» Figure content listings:
• • • •

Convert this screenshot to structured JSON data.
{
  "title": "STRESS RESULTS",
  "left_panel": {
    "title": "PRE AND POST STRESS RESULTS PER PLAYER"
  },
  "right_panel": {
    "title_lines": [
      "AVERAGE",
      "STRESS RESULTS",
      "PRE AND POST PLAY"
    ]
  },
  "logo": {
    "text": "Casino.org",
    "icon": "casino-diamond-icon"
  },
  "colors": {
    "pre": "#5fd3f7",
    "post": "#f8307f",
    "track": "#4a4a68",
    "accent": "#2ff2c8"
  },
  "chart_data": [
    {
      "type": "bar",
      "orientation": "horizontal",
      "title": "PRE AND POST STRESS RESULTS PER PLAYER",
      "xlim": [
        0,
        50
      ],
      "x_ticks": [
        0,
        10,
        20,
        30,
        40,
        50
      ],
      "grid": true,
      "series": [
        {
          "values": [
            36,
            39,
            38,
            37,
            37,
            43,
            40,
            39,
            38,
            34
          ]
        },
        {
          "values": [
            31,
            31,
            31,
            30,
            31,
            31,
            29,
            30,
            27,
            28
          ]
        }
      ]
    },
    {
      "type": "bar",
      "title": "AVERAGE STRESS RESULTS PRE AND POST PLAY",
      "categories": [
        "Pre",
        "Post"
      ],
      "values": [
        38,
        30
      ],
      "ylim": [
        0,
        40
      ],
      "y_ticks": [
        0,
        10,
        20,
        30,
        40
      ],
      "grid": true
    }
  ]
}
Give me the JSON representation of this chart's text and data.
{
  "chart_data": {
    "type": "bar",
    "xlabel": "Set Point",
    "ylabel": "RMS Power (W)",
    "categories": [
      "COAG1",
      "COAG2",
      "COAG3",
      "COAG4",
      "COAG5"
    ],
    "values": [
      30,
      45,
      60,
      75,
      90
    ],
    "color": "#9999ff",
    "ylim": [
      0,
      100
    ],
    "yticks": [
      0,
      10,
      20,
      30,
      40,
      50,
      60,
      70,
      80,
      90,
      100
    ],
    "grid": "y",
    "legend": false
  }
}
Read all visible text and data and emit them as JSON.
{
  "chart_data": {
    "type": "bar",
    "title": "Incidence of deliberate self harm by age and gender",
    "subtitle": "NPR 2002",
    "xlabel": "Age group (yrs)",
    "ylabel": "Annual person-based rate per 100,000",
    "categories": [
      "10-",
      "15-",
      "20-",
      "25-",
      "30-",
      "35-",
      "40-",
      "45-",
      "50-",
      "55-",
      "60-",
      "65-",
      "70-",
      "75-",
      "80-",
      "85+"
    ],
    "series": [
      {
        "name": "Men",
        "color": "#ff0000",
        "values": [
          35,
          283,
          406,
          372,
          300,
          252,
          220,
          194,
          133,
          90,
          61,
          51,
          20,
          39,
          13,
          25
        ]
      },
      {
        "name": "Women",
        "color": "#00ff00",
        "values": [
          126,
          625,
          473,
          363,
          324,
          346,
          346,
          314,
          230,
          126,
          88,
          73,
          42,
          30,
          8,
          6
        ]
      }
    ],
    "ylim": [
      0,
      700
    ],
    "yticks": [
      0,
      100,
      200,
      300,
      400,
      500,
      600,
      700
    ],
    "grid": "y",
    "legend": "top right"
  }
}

• • • •

» Required task:
Select from the material above each line in which the string "STRESS" appears, and list those lines.

» Solution:
  "title": "STRESS RESULTS",
    "title": "PRE AND POST STRESS RESULTS PER PLAYER"
      "STRESS RESULTS",
      "title": "PRE AND POST STRESS RESULTS PER PLAYER",
      "title": "AVERAGE STRESS RESULTS PRE AND POST PLAY",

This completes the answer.